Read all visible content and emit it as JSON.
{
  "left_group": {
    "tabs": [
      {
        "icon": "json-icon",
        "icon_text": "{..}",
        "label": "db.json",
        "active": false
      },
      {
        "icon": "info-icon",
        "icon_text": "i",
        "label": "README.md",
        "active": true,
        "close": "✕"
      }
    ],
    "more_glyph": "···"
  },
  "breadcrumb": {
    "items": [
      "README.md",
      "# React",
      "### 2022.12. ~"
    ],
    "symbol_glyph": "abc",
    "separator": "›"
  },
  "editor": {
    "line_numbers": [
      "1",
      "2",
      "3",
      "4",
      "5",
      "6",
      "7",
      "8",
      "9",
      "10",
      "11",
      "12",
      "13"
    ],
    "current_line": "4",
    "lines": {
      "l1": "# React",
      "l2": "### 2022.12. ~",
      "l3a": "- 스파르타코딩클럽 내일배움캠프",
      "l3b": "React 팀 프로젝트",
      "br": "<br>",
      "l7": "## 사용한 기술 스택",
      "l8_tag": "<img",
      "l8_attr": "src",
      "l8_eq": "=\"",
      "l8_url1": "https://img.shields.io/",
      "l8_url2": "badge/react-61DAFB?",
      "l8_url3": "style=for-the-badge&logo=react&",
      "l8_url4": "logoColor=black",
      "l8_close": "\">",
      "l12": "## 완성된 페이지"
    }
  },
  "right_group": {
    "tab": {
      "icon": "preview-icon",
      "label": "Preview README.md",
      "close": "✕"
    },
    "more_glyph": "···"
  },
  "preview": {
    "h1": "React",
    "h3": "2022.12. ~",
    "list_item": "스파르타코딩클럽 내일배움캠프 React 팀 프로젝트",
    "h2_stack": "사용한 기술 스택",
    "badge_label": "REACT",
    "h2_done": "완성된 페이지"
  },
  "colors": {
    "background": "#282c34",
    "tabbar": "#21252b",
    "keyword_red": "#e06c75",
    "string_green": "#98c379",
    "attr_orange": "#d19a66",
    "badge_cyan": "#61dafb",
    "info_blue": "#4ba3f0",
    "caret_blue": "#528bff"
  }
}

----

What is needed here is an exact reproduction of all the entries.

Read all visible content and emit it as JSON.
{
  "left_group": {
    "tabs": [
      {
        "icon": "json-icon",
        "icon_text": "{..}",
        "label": "db.json",
        "active": false
      },
      {
        "icon": "info-icon",
        "icon_text": "i",
        "label": "README.md",
        "active": true,
        "close": "✕"
      }
    ],
    "more_glyph": "···"
  },
  "breadcrumb": {
    "items": [
      "README.md",
      "# React",
      "### 2022.12. ~"
    ],
    "symbol_glyph": "abc",
    "separator": "›"
  },
  "editor": {
    "line_numbers": [
      "1",
      "2",
      "3",
      "4",
      "5",
      "6",
      "7",
      "8",
      "9",
      "10",
      "11",
      "12",
      "13"
    ],
    "current_line": "4",
    "lines": {
      "l1": "# React",
      "l2": "### 2022.12. ~",
      "l3a": "- 스파르타코딩클럽 내일배움캠프",
      "l3b": "React 팀 프로젝트",
      "br": "<br>",
      "l7": "## 사용한 기술 스택",
      "l8_tag": "<img",
      "l8_attr": "src",
      "l8_eq": "=\"",
      "l8_url1": "https://img.shields.io/",
      "l8_url2": "badge/react-61DAFB?",
      "l8_url3": "style=for-the-badge&logo=react&",
      "l8_url4": "logoColor=black",
      "l8_close": "\">",
      "l12": "## 완성된 페이지"
    }
  },
  "right_group": {
    "tab": {
      "icon": "preview-icon",
      "label": "Preview README.md",
      "close": "✕"
    },
    "more_glyph": "···"
  },
  "preview": {
    "h1": "React",
    "h3": "2022.12. ~",
    "list_item": "스파르타코딩클럽 내일배움캠프 React 팀 프로젝트",
    "h2_stack": "사용한 기술 스택",
    "badge_label": "REACT",
    "h2_done": "완성된 페이지"
  },
  "colors": {
    "background": "#282c34",
    "tabbar": "#21252b",
    "keyword_red": "#e06c75",
    "string_green": "#98c379",
    "attr_orange": "#d19a66",
    "badge_cyan": "#61dafb",
    "info_blue": "#4ba3f0",
    "caret_blue": "#528bff"
  }
}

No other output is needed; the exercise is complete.